_Extrait_
Dans un rapport remis début mars aux membres du Conseil de sécurité, le secrétaire général de l’ONU, Ban Ki-moon, a recommandé de déployer une mission de près de 12 000 Casques bleus (10 000 soldats et 1820 policiers) en République centrafricaine. Cette mission internationale, qui doit renforcer la sécurisation du pays, en proie à d’extrêmes violences depuis le coup d’État perpétré il y a un an contre l’ancien président Bozizé, est-elle souhaitable, alors que de nombreux Centrafricains attendent une reconstitution de leur propre armée ? Éléments de réponse avec Philippe Hugon, directeur de recherche à l’Institut de relations internationales et stratégiques, en charge de l’Afrique.

 

JOL Press : Le secrétaire général de l’ONU, Ban Ki-moon, a recommandé la semaine dernière dans un rapport le déploiement de près de 12 000 Casques bleus en Centrafrique. Pourquoi souhaite-t-il l’envoi de cette mission onusienne ?
 

Philippe Hugon : La situation est loin d’être réglée en Centrafrique, où les musulmans de la Séléka [rébellion qui a pris le pouvoir en mars 2013] et les forces anti-balaka [milices d’auto-défense] s’affrontent. C’est évident que les forces africaines ou les forces françaises de l’opération Sangaris [sur place depuis décembre 2013] ne sont pas à même d’être des forces d’interposition suffisantes. De ce point de vue-là, il faut impérativement – et cela a été dit depuis longtemps – que les forces africaines s’intègrent dans les forces des Casques bleus. Les États-Unis sont quand même assez réticents, parce que cela a un coût financier, même s’ils se sont ralliés à la position de Ban Ki-moon. Il  y aura donc vraisemblablement l’envoi de Casques bleus à l’automne prochain.

 

JOL Press : Une mission de l’ONU serait-elle réellement efficace ?
 

Philippe Hugon : Le principal problème, c’est la reconstitution des forces de sécurité centrafricaines (l’armée, la gendarmerie et la police). Or il est évident que les forces étrangères, qu’elles soient bilatérales ou multilatérales, ne sont pas à même de remplacer les forces de sécurité nationales ni d’assurer totalement la paix. La situation actuelle n’est pas du tout calmée : le pays est scindé, de manière schématique, entre la Séléka qui contrôle l’est du territoire et les anti-balaka qui contrôlent l’ouest du pays. Ceci étant, les Casques bleus joueront un rôle absolument indispensable, celui de force d’interposition. C’est d’ailleurs ce qu’a dit le chef d’État, Madame Samba-Panza, qui a demandé d’urgence que des forces des Nations unies soient déployées dans l’espace centrafricain.

 

JOL Press : L’Union européenne doit également déployer une mission chargée de sécuriser l’aéroport et certains quartiers de Bangui. Pourquoi les pays européens, excepté la France, sont-ils si peu impliqués dans le pays ?

_Jeu de données_
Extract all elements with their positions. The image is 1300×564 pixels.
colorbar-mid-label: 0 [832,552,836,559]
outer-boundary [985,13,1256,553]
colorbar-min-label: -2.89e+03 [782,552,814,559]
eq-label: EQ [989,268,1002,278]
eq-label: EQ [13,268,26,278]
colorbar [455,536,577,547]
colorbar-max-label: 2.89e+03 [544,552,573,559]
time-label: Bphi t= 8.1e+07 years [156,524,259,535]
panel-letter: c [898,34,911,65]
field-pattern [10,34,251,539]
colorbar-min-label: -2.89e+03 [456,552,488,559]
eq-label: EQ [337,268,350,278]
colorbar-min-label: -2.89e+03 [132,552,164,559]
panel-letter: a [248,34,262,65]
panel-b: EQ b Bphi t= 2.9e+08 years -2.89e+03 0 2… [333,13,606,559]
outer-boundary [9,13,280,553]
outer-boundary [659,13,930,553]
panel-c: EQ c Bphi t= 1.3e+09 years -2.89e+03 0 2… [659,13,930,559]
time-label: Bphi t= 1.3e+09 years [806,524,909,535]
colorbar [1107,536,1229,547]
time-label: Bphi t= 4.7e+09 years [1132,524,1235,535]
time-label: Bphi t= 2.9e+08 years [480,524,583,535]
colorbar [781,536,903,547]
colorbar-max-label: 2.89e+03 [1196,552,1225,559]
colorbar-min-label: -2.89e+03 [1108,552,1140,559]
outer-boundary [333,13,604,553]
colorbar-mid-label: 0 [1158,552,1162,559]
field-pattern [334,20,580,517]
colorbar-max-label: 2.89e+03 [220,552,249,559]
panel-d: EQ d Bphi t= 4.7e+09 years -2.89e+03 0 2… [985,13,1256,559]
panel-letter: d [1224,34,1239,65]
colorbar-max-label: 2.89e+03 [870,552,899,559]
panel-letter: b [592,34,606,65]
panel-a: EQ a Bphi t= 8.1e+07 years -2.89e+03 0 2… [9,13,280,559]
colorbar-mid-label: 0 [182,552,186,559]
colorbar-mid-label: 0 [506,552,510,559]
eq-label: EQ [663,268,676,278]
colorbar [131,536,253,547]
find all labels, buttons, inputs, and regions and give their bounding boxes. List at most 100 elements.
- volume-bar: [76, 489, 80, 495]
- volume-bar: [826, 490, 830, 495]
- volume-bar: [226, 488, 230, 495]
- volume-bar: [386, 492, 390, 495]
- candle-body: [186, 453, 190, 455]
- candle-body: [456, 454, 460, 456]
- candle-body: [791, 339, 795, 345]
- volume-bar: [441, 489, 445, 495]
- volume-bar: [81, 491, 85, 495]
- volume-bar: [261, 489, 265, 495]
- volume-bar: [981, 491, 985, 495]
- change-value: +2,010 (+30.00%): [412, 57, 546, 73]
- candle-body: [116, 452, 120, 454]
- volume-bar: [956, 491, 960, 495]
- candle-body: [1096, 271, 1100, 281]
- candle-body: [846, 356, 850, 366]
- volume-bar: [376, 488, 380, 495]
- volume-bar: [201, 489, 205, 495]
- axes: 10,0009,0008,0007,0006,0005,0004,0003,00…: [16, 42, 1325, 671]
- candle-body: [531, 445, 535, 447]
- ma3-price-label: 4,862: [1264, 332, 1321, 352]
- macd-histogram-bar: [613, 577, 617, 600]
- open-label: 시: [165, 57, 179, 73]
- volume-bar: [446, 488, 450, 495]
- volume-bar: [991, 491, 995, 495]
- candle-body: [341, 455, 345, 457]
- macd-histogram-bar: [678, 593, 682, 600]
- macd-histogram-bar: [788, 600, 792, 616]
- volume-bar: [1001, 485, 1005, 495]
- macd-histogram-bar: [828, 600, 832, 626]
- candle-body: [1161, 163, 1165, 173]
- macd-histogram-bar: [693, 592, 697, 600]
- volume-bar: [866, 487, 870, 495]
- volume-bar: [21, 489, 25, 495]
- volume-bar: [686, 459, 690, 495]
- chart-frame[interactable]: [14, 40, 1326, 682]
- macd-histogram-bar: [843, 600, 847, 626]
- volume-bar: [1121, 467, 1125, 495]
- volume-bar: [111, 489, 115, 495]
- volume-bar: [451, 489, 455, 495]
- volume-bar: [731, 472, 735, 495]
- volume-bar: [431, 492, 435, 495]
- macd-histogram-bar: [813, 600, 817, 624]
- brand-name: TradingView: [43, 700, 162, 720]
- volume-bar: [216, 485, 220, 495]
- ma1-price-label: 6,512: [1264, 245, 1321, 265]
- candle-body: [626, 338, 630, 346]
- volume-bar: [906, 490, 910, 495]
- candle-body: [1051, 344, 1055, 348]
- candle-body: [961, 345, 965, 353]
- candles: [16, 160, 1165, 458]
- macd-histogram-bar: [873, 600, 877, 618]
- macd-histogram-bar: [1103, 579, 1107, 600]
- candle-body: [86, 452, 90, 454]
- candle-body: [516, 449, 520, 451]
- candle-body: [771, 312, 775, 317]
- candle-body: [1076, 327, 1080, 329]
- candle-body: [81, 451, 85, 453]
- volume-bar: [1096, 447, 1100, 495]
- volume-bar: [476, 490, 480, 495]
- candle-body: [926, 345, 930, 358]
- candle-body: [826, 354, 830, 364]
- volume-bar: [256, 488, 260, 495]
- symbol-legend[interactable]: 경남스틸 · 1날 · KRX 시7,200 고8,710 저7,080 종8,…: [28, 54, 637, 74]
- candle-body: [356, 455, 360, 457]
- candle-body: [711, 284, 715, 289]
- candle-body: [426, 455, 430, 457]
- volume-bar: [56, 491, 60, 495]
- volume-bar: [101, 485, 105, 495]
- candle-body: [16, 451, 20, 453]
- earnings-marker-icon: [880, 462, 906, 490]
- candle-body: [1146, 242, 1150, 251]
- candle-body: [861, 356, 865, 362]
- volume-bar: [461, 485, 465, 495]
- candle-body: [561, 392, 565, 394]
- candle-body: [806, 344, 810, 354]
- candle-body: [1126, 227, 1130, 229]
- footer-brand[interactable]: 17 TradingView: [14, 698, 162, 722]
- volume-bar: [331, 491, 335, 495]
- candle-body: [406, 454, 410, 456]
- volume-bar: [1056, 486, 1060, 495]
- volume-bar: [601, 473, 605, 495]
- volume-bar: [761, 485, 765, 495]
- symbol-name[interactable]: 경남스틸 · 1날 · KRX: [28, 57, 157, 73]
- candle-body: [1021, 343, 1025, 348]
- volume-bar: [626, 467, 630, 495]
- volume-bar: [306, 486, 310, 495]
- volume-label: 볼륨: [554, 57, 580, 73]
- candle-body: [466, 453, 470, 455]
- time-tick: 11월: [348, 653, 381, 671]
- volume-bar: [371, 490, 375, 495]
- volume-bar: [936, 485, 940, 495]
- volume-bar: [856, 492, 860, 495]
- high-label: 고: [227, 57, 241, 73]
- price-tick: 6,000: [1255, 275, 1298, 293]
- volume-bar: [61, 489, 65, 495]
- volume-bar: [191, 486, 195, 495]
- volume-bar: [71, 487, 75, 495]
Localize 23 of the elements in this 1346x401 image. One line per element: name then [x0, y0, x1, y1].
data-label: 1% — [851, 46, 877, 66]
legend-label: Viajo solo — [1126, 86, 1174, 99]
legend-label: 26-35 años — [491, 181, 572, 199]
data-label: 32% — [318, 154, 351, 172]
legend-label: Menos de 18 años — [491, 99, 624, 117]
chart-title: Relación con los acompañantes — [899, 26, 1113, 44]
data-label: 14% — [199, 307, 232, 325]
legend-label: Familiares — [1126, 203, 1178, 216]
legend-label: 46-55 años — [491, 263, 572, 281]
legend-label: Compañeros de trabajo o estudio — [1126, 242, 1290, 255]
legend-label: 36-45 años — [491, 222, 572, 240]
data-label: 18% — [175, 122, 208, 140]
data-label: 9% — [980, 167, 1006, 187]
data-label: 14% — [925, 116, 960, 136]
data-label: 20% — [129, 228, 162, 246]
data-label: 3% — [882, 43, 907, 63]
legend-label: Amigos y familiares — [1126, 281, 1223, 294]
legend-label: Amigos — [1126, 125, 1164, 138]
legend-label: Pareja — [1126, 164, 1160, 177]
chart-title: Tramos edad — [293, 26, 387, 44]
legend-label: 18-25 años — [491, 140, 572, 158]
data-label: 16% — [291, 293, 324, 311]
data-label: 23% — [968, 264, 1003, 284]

_Objectif de l'exercice_
Répondez brièvement aux questions suivantes d'après l'extrait :
1. Combien de policiers la mission recommandée par Ban Ki-moon devrait-elle compter ?
2. Depuis quand les forces françaises de l'opération Sangaris sont-elles sur place ?
3. Quelle partie du territoire centrafricain la Séléka contrôle-t-elle ?

_Solution proposée_
1. 1820 policiers.
2. Depuis décembre 2013.
3. L'est du territoire.